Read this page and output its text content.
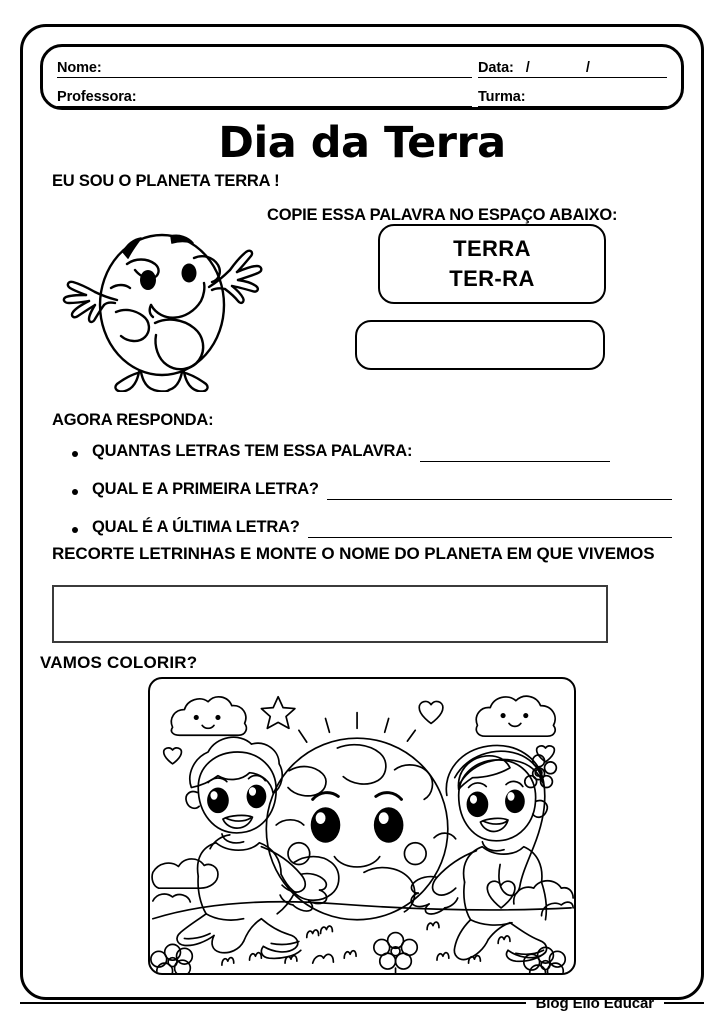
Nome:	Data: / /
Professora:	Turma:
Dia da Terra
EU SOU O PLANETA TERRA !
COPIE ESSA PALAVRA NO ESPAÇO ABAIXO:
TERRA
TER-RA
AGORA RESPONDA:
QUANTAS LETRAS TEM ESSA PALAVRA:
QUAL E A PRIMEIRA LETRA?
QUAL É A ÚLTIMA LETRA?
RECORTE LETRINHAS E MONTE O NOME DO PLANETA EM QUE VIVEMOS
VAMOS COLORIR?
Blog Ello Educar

Aim of the task: Find the lines that include the string "ESSA", then copy each of them.

Task output:
COPIE ESSA PALAVRA NO ESPAÇO ABAIXO:
QUANTAS LETRAS TEM ESSA PALAVRA:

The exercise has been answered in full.